## Do this
Reproduce all of the listing below without alteration.

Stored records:
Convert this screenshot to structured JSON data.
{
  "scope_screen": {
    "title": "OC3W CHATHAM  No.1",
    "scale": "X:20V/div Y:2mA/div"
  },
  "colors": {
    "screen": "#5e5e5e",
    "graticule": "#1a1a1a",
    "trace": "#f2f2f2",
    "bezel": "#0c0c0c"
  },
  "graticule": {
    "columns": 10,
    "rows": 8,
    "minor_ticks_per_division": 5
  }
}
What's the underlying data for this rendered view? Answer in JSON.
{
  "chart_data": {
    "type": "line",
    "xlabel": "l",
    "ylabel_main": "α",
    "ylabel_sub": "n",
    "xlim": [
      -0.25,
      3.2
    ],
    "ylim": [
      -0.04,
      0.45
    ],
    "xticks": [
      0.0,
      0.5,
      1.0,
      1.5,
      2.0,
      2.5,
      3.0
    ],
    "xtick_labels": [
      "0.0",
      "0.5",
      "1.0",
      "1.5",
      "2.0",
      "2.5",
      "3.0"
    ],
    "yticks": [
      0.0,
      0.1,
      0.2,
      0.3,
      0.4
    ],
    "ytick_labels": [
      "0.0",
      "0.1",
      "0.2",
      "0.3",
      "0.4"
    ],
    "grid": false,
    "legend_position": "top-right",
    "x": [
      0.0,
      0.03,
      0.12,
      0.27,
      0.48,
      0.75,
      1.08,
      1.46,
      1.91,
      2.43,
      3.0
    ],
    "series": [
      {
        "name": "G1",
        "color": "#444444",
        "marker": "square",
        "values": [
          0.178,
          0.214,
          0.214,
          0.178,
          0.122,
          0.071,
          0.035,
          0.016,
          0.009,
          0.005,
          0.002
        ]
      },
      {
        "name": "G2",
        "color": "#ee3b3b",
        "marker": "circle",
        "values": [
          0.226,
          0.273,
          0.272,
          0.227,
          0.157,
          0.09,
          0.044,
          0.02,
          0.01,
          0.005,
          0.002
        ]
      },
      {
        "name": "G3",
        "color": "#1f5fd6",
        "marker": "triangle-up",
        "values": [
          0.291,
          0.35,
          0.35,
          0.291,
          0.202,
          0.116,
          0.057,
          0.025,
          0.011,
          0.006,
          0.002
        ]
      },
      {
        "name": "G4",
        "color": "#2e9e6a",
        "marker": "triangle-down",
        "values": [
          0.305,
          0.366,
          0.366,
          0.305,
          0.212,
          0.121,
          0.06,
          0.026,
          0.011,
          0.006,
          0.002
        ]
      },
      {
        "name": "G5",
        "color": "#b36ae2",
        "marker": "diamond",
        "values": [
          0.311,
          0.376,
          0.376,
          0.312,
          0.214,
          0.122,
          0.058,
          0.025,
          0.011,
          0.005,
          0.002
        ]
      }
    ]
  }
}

## Result of this exercise
Convert this screenshot to structured JSON data.
{
  "scope_screen": {
    "title": "OC3W CHATHAM  No.1",
    "scale": "X:20V/div Y:2mA/div"
  },
  "colors": {
    "screen": "#5e5e5e",
    "graticule": "#1a1a1a",
    "trace": "#f2f2f2",
    "bezel": "#0c0c0c"
  },
  "graticule": {
    "columns": 10,
    "rows": 8,
    "minor_ticks_per_division": 5
  }
}
What's the underlying data for this rendered view? Answer in JSON.
{
  "chart_data": {
    "type": "line",
    "xlabel": "l",
    "ylabel_main": "α",
    "ylabel_sub": "n",
    "xlim": [
      -0.25,
      3.2
    ],
    "ylim": [
      -0.04,
      0.45
    ],
    "xticks": [
      0.0,
      0.5,
      1.0,
      1.5,
      2.0,
      2.5,
      3.0
    ],
    "xtick_labels": [
      "0.0",
      "0.5",
      "1.0",
      "1.5",
      "2.0",
      "2.5",
      "3.0"
    ],
    "yticks": [
      0.0,
      0.1,
      0.2,
      0.3,
      0.4
    ],
    "ytick_labels": [
      "0.0",
      "0.1",
      "0.2",
      "0.3",
      "0.4"
    ],
    "grid": false,
    "legend_position": "top-right",
    "x": [
      0.0,
      0.03,
      0.12,
      0.27,
      0.48,
      0.75,
      1.08,
      1.46,
      1.91,
      2.43,
      3.0
    ],
    "series": [
      {
        "name": "G1",
        "color": "#444444",
        "marker": "square",
        "values": [
          0.178,
          0.214,
          0.214,
          0.178,
          0.122,
          0.071,
          0.035,
          0.016,
          0.009,
          0.005,
          0.002
        ]
      },
      {
        "name": "G2",
        "color": "#ee3b3b",
        "marker": "circle",
        "values": [
          0.226,
          0.273,
          0.272,
          0.227,
          0.157,
          0.09,
          0.044,
          0.02,
          0.01,
          0.005,
          0.002
        ]
      },
      {
        "name": "G3",
        "color": "#1f5fd6",
        "marker": "triangle-up",
        "values": [
          0.291,
          0.35,
          0.35,
          0.291,
          0.202,
          0.116,
          0.057,
          0.025,
          0.011,
          0.006,
          0.002
        ]
      },
      {
        "name": "G4",
        "color": "#2e9e6a",
        "marker": "triangle-down",
        "values": [
          0.305,
          0.366,
          0.366,
          0.305,
          0.212,
          0.121,
          0.06,
          0.026,
          0.011,
          0.006,
          0.002
        ]
      },
      {
        "name": "G5",
        "color": "#b36ae2",
        "marker": "diamond",
        "values": [
          0.311,
          0.376,
          0.376,
          0.312,
          0.214,
          0.122,
          0.058,
          0.025,
          0.011,
          0.005,
          0.002
        ]
      }
    ]
  }
}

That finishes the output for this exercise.